▸ WRITTEN TASK: Set down each line of the material that follows, exactly, with no pictures.
· · · · ·
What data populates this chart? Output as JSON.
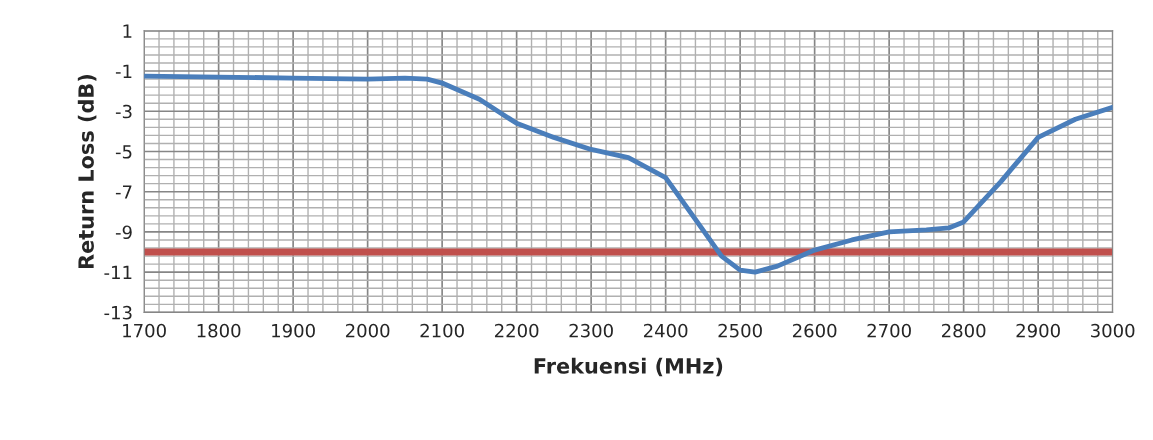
{
  "chart_data": {
    "type": "line",
    "xlabel": "Frekuensi (MHz)",
    "ylabel": "Return Loss (dB)",
    "x": [
      1700,
      1800,
      1900,
      2000,
      2050,
      2080,
      2100,
      2150,
      2200,
      2250,
      2300,
      2350,
      2400,
      2450,
      2475,
      2500,
      2520,
      2550,
      2600,
      2650,
      2700,
      2750,
      2780,
      2800,
      2850,
      2900,
      2950,
      3000
    ],
    "series": [
      {
        "color": "#4a7ebb",
        "values": [
          -1.25,
          -1.3,
          -1.35,
          -1.4,
          -1.35,
          -1.4,
          -1.6,
          -2.4,
          -3.6,
          -4.3,
          -4.9,
          -5.3,
          -6.3,
          -8.9,
          -10.2,
          -10.9,
          -11.0,
          -10.7,
          -9.9,
          -9.4,
          -9.0,
          -8.9,
          -8.8,
          -8.5,
          -6.5,
          -4.3,
          -3.4,
          -2.8
        ]
      }
    ],
    "xlim": [
      1700,
      3000
    ],
    "xticks": [
      1700,
      1800,
      1900,
      2000,
      2100,
      2200,
      2300,
      2400,
      2500,
      2600,
      2700,
      2800,
      2900,
      3000
    ],
    "ylim": [
      -13,
      1
    ],
    "yticks": [
      -13,
      -11,
      -9,
      -7,
      -5,
      -3,
      -1,
      1
    ],
    "ref_lines": [
      {
        "axis": "y",
        "value": -10,
        "color": "#c0504d"
      }
    ],
    "grid": true,
    "legend": false,
    "marker": "none",
    "line_style": "solid"
  }
}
· · · · ·
▸ OUTPUT FOR THIS TASK:
What data populates this chart? Output as JSON.
{
  "chart_data": {
    "type": "line",
    "xlabel": "Frekuensi (MHz)",
    "ylabel": "Return Loss (dB)",
    "x": [
      1700,
      1800,
      1900,
      2000,
      2050,
      2080,
      2100,
      2150,
      2200,
      2250,
      2300,
      2350,
      2400,
      2450,
      2475,
      2500,
      2520,
      2550,
      2600,
      2650,
      2700,
      2750,
      2780,
      2800,
      2850,
      2900,
      2950,
      3000
    ],
    "series": [
      {
        "color": "#4a7ebb",
        "values": [
          -1.25,
          -1.3,
          -1.35,
          -1.4,
          -1.35,
          -1.4,
          -1.6,
          -2.4,
          -3.6,
          -4.3,
          -4.9,
          -5.3,
          -6.3,
          -8.9,
          -10.2,
          -10.9,
          -11.0,
          -10.7,
          -9.9,
          -9.4,
          -9.0,
          -8.9,
          -8.8,
          -8.5,
          -6.5,
          -4.3,
          -3.4,
          -2.8
        ]
      }
    ],
    "xlim": [
      1700,
      3000
    ],
    "xticks": [
      1700,
      1800,
      1900,
      2000,
      2100,
      2200,
      2300,
      2400,
      2500,
      2600,
      2700,
      2800,
      2900,
      3000
    ],
    "ylim": [
      -13,
      1
    ],
    "yticks": [
      -13,
      -11,
      -9,
      -7,
      -5,
      -3,
      -1,
      1
    ],
    "ref_lines": [
      {
        "axis": "y",
        "value": -10,
        "color": "#c0504d"
      }
    ],
    "grid": true,
    "legend": false,
    "marker": "none",
    "line_style": "solid"
  }
}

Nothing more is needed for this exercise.